**SET PROBLEM:** Scan the material for the word "text", and copy each line where it shows up.

**EXCERPTED RECORDS:**
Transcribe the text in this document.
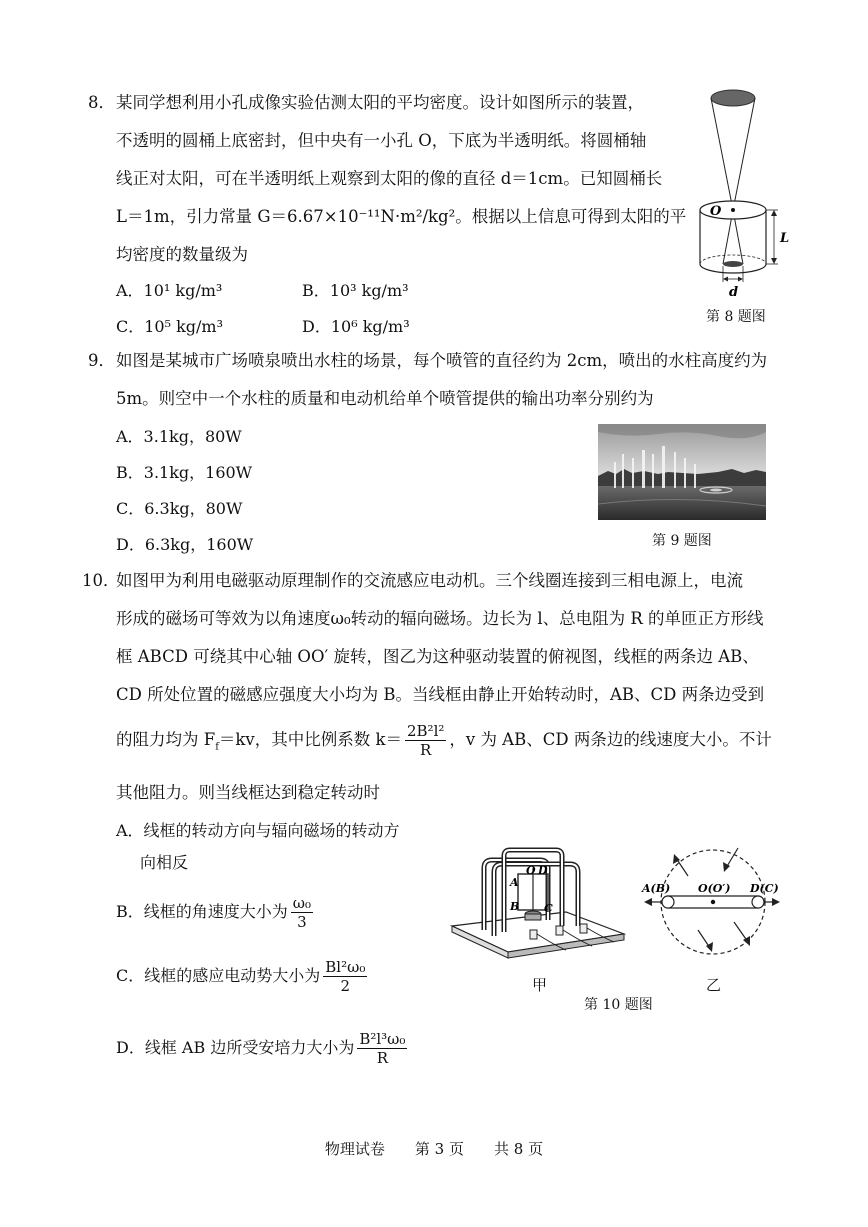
8． 某同学想利用小孔成像实验估测太阳的平均密度。设计如图所示的装置，
不透明的圆桶上底密封，但中央有一小孔 O，下底为半透明纸。将圆桶轴
线正对太阳，可在半透明纸上观察到太阳的像的直径 d＝1cm。已知圆桶长
L＝1m，引力常量 G＝6.67×10⁻¹¹N·m²/kg²。根据以上信息可得到太阳的平
均密度的数量级为
A．10¹ kg/m³	B．10³ kg/m³
C．10⁵ kg/m³	D．10⁶ kg/m³
O
L
d
第 8 题图
9． 如图是某城市广场喷泉喷出水柱的场景，每个喷管的直径约为 2cm，喷出的水柱高度约为
5m。则空中一个水柱的质量和电动机给单个喷管提供的输出功率分别约为
A．3.1kg，80W
B．3.1kg，160W
C．6.3kg，80W
D．6.3kg，160W	第 9 题图
10．
如图甲为利用电磁驱动原理制作的交流感应电动机。三个线圈连接到三相电源上，电流
形成的磁场可等效为以角速度ω₀转动的辐向磁场。边长为 l、总电阻为 R 的单匝正方形线
框 ABCD 可绕其中心轴 OO′ 旋转，图乙为这种驱动装置的俯视图，线框的两条边 AB、
CD 所处位置的磁感应强度大小均为 B。当线框由静止开始转动时，AB、CD 两条边受到
的阻力均为 $F_f=kv$，其中比例系数 $k= \frac{\text{2B²l²}}{R}$ ，v 为 AB、CD 两条边的线速度大小。不计
其他阻力。则当线框达到稳定转动时
A．线框的转动方向与辐向磁场的转动方
向相反
B．线框的角速度大小为 $\frac{\text{ω₀}}{3}$
C．线框的感应电动势大小为 $\frac{\text{Bl²ω₀}}{2}$
D．线框 AB 边所受安培力大小为 $\frac{\text{B²l³ω₀}}{R}$
A
O D
B C
甲
A(B)	O(O′) D(C)
乙
第 10 题图
物理试卷　　第 3 页　　共 8 页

**RESPONSE TO THIS TASK:**
Transcribe the text in this document.
的阻力均为 $F_f=kv$，其中比例系数 $k= \frac{\text{2B²l²}}{R}$ ，v 为 AB、CD 两条边的线速度大小。不计
B．线框的角速度大小为 $\frac{\text{ω₀}}{3}$
C．线框的感应电动势大小为 $\frac{\text{Bl²ω₀}}{2}$
D．线框 AB 边所受安培力大小为 $\frac{\text{B²l³ω₀}}{R}$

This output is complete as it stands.